Even though the music industry, rock music and radio management are dominated by men, she doesn't feel discriminated against. "I don't feel like I've run into barriers too much. I always knew what I wanted to do. I knew what I had to do and I focused on that, she says. But she admits that she is one of the few female music geeks who also happens to manage an independent radio station.

WLUW may not have the frequency of an XRT, a GCI or even a WBEZ, Chicago's public radio station, but it has a hold on Shawn's heart. "This is my dream job,' she says with her blue eyes glistening and her hands gesturing at her uncoordinated office furniture and her walls covered in band posters. "Even when I was working in Lafayette [Indiana] in my first job, I knew that if someone gave me a radio station and let me decide the programming it would be a great radio station, and here I am.'

WLUW is a non-profit community radio station, and not just because its low wattage antenna limits how far its signal can reach. Until a year ago it was owned and run by Loyola University, part of the Jesuit college's long-standing mission of social justice outreach.

Budget constraint in a tight economy forced the university to find ways to cut the budget. Eliminating the student radio station seemed an easy way to soften their budget blow. In November 2001 the WLUW staff learned that the station was on the chopping block.

★ ★ ★ ★ ★

=== What to do ===
- 1) Decide whether each statement agrees with the WLUW text: (a) Until a year ago, Loyola University owned and ran WLUW. (b) Shawn feels she has been discriminated against in radio. (c) WLUW broadcasts with a high wattage antenna. For each, answer yes or no and quote the words of the text that settle it.
- 2) Write out the WLUW text again, starting at "WLUW may not" and ending at "social justice outreach.", and substitute "broadcaster" for "radio station".

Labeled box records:
★ ★ ★ ★ ★

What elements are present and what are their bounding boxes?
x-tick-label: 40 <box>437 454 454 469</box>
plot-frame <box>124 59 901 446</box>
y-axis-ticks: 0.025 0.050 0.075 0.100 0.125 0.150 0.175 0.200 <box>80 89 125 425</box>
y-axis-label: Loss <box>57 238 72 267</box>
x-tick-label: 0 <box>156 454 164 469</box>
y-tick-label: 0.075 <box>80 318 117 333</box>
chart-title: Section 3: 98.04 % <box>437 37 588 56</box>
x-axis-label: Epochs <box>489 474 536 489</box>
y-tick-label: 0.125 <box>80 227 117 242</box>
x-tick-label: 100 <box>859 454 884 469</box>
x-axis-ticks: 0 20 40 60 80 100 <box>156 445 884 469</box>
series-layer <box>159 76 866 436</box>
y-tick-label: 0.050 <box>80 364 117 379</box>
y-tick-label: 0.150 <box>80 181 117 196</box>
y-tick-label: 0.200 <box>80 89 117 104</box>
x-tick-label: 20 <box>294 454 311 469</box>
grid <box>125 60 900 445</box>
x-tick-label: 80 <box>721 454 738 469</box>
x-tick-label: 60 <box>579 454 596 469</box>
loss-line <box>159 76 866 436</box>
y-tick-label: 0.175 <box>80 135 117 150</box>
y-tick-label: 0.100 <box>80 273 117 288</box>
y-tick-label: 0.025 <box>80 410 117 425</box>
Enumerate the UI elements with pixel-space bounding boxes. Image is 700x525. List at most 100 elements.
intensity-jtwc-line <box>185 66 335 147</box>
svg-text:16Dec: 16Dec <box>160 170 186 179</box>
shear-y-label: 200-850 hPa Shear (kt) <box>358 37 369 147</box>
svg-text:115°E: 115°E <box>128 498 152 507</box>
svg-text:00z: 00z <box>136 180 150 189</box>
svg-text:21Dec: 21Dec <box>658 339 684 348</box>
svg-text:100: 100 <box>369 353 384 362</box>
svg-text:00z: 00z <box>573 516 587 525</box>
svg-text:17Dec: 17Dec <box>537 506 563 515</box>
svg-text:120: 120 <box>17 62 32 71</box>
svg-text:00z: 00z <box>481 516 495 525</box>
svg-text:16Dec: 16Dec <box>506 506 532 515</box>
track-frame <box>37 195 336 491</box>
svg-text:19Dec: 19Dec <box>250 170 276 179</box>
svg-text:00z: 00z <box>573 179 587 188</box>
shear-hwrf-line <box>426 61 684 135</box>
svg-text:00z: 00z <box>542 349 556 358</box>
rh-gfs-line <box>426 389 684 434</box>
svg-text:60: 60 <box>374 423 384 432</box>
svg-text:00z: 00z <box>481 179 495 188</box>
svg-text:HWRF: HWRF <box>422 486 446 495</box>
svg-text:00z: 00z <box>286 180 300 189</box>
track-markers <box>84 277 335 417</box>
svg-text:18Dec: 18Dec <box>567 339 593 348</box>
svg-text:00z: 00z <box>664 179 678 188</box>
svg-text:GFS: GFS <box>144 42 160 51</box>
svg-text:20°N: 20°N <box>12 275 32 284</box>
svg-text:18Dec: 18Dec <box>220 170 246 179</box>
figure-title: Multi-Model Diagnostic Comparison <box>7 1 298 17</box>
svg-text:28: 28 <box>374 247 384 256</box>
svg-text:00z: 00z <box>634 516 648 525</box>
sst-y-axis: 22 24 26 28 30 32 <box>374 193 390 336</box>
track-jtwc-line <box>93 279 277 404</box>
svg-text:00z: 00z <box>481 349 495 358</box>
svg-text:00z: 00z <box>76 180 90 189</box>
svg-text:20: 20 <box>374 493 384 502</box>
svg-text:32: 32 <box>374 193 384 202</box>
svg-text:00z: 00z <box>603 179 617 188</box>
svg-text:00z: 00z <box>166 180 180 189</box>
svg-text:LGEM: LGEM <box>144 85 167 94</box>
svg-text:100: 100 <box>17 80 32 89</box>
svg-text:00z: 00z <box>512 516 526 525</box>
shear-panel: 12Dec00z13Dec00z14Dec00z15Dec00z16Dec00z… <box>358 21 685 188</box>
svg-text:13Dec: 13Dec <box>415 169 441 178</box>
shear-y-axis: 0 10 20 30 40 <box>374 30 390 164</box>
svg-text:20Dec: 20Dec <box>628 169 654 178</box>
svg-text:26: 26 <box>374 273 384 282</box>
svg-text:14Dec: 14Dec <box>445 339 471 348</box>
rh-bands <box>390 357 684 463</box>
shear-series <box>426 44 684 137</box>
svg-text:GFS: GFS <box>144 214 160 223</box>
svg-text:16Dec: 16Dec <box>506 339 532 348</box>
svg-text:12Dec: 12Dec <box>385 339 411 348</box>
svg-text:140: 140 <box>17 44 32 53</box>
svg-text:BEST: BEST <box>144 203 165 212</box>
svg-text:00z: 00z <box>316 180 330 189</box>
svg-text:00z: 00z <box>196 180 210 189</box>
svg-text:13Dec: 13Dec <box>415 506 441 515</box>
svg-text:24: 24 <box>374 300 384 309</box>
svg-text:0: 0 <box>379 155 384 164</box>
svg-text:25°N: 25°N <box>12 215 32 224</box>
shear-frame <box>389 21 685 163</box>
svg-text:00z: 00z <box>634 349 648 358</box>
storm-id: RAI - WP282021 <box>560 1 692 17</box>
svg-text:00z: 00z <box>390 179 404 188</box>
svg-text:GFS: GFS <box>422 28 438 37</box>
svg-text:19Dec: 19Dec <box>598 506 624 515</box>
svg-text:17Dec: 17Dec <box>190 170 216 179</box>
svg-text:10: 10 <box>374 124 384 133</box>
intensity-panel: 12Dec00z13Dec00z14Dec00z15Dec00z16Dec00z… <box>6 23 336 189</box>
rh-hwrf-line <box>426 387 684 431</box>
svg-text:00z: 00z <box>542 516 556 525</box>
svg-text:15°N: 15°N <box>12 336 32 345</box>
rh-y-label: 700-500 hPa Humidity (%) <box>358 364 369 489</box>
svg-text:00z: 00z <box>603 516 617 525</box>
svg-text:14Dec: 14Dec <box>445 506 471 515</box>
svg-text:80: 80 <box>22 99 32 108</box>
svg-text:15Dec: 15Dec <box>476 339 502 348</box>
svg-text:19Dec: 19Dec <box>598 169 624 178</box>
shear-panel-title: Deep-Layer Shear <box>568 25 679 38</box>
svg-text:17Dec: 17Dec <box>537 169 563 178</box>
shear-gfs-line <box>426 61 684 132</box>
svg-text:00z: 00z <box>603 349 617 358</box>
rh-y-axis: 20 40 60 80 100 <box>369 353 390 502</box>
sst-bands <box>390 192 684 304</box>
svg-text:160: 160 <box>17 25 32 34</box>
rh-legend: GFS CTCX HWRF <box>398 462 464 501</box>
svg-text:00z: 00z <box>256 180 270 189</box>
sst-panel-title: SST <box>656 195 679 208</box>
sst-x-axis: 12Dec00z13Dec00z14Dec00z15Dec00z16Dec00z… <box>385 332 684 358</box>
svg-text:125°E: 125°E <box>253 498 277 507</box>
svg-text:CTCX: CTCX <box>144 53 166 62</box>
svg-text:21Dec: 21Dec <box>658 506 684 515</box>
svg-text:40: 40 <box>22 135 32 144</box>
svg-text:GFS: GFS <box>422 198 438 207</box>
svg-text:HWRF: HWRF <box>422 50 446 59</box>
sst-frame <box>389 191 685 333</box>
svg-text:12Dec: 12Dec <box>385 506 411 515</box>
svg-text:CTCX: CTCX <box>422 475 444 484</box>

★ ★ ★ ★ ★

=== Replies ===
- 1)
(a) Yes: "Until a year ago it was owned and run by Loyola University"
(b) No: "she doesn't feel discriminated against"
(c) No: "its low wattage antenna limits how far its signal can reach"

- 2)
WLUW may not have the frequency of an XRT, a GCI or even a WBEZ, Chicago's public broadcaster, but it has a hold on Shawn's heart. "This is my dream job,' she says with her blue eyes glistening and her hands gesturing at her uncoordinated office furniture and her walls covered in band posters. "Even when I was working in Lafayette [Indiana] in my first job, I knew that if someone gave me a broadcaster and let me decide the programming it would be a great broadcaster, and here I am.'

WLUW is a non-profit community broadcaster, and not just because its low wattage antenna limits how far its signal can reach. Until a year ago it was owned and run by Loyola University, part of the Jesuit college's long-standing mission of social justice outreach.